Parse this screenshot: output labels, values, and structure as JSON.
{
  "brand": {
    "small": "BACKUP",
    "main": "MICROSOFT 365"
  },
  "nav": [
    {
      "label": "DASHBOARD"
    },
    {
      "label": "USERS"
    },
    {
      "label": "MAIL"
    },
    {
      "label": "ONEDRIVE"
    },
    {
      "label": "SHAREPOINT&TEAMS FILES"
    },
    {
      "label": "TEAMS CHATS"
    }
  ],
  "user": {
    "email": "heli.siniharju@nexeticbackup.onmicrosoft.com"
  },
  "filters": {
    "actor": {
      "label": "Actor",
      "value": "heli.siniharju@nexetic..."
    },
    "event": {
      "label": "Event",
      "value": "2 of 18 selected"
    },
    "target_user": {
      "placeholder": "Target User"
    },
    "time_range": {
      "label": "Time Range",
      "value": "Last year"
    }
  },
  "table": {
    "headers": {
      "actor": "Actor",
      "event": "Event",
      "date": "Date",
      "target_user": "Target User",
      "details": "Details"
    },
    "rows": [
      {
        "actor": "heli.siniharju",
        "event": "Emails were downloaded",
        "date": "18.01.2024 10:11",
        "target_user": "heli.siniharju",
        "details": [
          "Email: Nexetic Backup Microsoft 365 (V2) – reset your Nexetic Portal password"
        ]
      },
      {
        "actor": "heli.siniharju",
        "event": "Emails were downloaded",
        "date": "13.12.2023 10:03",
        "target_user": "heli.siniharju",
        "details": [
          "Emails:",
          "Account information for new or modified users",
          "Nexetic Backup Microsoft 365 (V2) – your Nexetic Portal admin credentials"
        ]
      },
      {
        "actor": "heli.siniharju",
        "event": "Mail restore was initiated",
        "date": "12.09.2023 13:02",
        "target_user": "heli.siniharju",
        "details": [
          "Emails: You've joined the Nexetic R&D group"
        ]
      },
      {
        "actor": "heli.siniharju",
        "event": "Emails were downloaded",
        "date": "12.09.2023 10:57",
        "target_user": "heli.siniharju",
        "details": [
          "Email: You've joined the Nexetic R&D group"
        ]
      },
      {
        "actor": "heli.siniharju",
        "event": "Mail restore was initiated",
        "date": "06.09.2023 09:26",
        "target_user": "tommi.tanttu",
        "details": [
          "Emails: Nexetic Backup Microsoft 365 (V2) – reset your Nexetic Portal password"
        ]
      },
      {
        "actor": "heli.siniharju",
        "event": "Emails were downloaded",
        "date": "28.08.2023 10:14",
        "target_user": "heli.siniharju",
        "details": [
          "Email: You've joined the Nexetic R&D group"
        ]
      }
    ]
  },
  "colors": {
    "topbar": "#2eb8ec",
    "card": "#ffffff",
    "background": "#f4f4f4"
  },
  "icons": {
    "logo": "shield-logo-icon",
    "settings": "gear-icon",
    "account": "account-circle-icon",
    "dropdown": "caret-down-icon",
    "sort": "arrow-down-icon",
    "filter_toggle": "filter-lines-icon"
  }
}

▶ **Requirements**
Show the lines that mention the word "password".

▶ **Answer in full**
          "Email: Nexetic Backup Microsoft 365 (V2) – reset your Nexetic Portal password"
          "Emails: Nexetic Backup Microsoft 365 (V2) – reset your Nexetic Portal password"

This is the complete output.